WRITTEN PROBLEM: Quote the records beneath, complete and exact. Leave out images.

Records from a data source:
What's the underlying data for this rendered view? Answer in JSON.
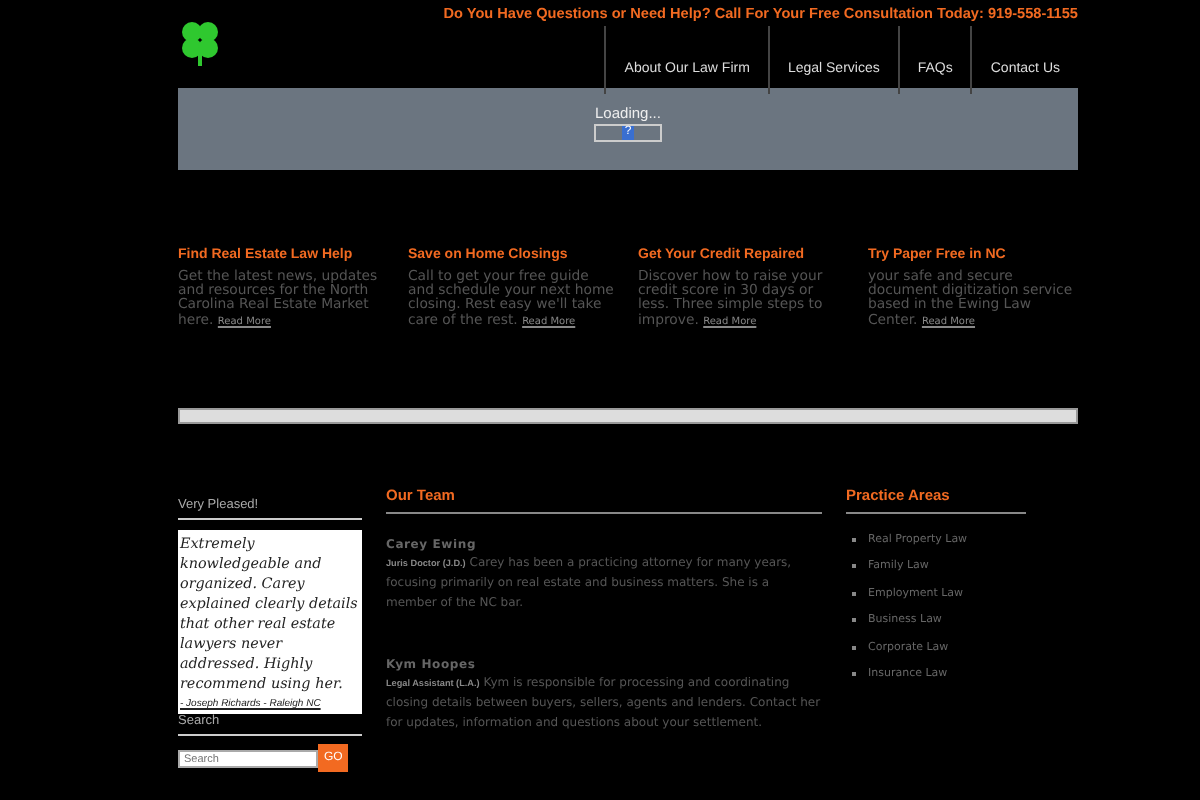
{
  "header": {
    "tagline": "Do You Have Questions or Need Help? Call For Your Free Consultation Today: 919-558-1155",
    "nav": [
      {
        "label": "About Our Law Firm"
      },
      {
        "label": "Legal Services"
      },
      {
        "label": "FAQs"
      },
      {
        "label": "Contact Us"
      }
    ]
  },
  "banner": {
    "loading": "Loading...",
    "button": "?"
  },
  "features": [
    {
      "title": "Find Real Estate Law Help",
      "text": "Get the latest news, updates and resources for the North Carolina Real Estate Market here.",
      "link": "Read More"
    },
    {
      "title": "Save on Home Closings",
      "text": "Call to get your free guide and schedule your next home closing. Rest easy we'll take care of the rest.",
      "link": "Read More"
    },
    {
      "title": "Get Your Credit Repaired",
      "text": "Discover how to raise your credit score in 30 days or less. Three simple steps to improve.",
      "link": "Read More"
    },
    {
      "title": "Try Paper Free in NC",
      "text": "your safe and secure document digitization service based in the Ewing Law Center.",
      "link": "Read More"
    }
  ],
  "testimonial": {
    "title": "Very Pleased!",
    "quote": "Extremely knowledgeable and organized. Carey explained clearly details that other real estate lawyers never addressed. Highly recommend using her.",
    "author": "- Joseph Richards - Raleigh NC"
  },
  "search": {
    "title": "Search",
    "placeholder": "Search",
    "button": "GO"
  },
  "team": {
    "title": "Our Team",
    "members": [
      {
        "name": "Carey Ewing",
        "role": "Juris Doctor (J.D.)",
        "bio": "Carey has been a practicing attorney for many years, focusing primarily on real estate and business matters. She is a member of the NC bar."
      },
      {
        "name": "Kym Hoopes",
        "role": "Legal Assistant (L.A.)",
        "bio": "Kym is responsible for processing and coordinating closing details between buyers, sellers, agents and lenders. Contact her for updates, information and questions about your settlement."
      }
    ]
  },
  "practice": {
    "title": "Practice Areas",
    "items": [
      "Real Property Law",
      "Family Law",
      "Employment Law",
      "Business Law",
      "Corporate Law",
      "Insurance Law"
    ]
  }
}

EXPECTED ANSWER:
What's the underlying data for this rendered view? Answer in JSON.
{
  "header": {
    "tagline": "Do You Have Questions or Need Help? Call For Your Free Consultation Today: 919-558-1155",
    "nav": [
      {
        "label": "About Our Law Firm"
      },
      {
        "label": "Legal Services"
      },
      {
        "label": "FAQs"
      },
      {
        "label": "Contact Us"
      }
    ]
  },
  "banner": {
    "loading": "Loading...",
    "button": "?"
  },
  "features": [
    {
      "title": "Find Real Estate Law Help",
      "text": "Get the latest news, updates and resources for the North Carolina Real Estate Market here.",
      "link": "Read More"
    },
    {
      "title": "Save on Home Closings",
      "text": "Call to get your free guide and schedule your next home closing. Rest easy we'll take care of the rest.",
      "link": "Read More"
    },
    {
      "title": "Get Your Credit Repaired",
      "text": "Discover how to raise your credit score in 30 days or less. Three simple steps to improve.",
      "link": "Read More"
    },
    {
      "title": "Try Paper Free in NC",
      "text": "your safe and secure document digitization service based in the Ewing Law Center.",
      "link": "Read More"
    }
  ],
  "testimonial": {
    "title": "Very Pleased!",
    "quote": "Extremely knowledgeable and organized. Carey explained clearly details that other real estate lawyers never addressed. Highly recommend using her.",
    "author": "- Joseph Richards - Raleigh NC"
  },
  "search": {
    "title": "Search",
    "placeholder": "Search",
    "button": "GO"
  },
  "team": {
    "title": "Our Team",
    "members": [
      {
        "name": "Carey Ewing",
        "role": "Juris Doctor (J.D.)",
        "bio": "Carey has been a practicing attorney for many years, focusing primarily on real estate and business matters. She is a member of the NC bar."
      },
      {
        "name": "Kym Hoopes",
        "role": "Legal Assistant (L.A.)",
        "bio": "Kym is responsible for processing and coordinating closing details between buyers, sellers, agents and lenders. Contact her for updates, information and questions about your settlement."
      }
    ]
  },
  "practice": {
    "title": "Practice Areas",
    "items": [
      "Real Property Law",
      "Family Law",
      "Employment Law",
      "Business Law",
      "Corporate Law",
      "Insurance Law"
    ]
  }
}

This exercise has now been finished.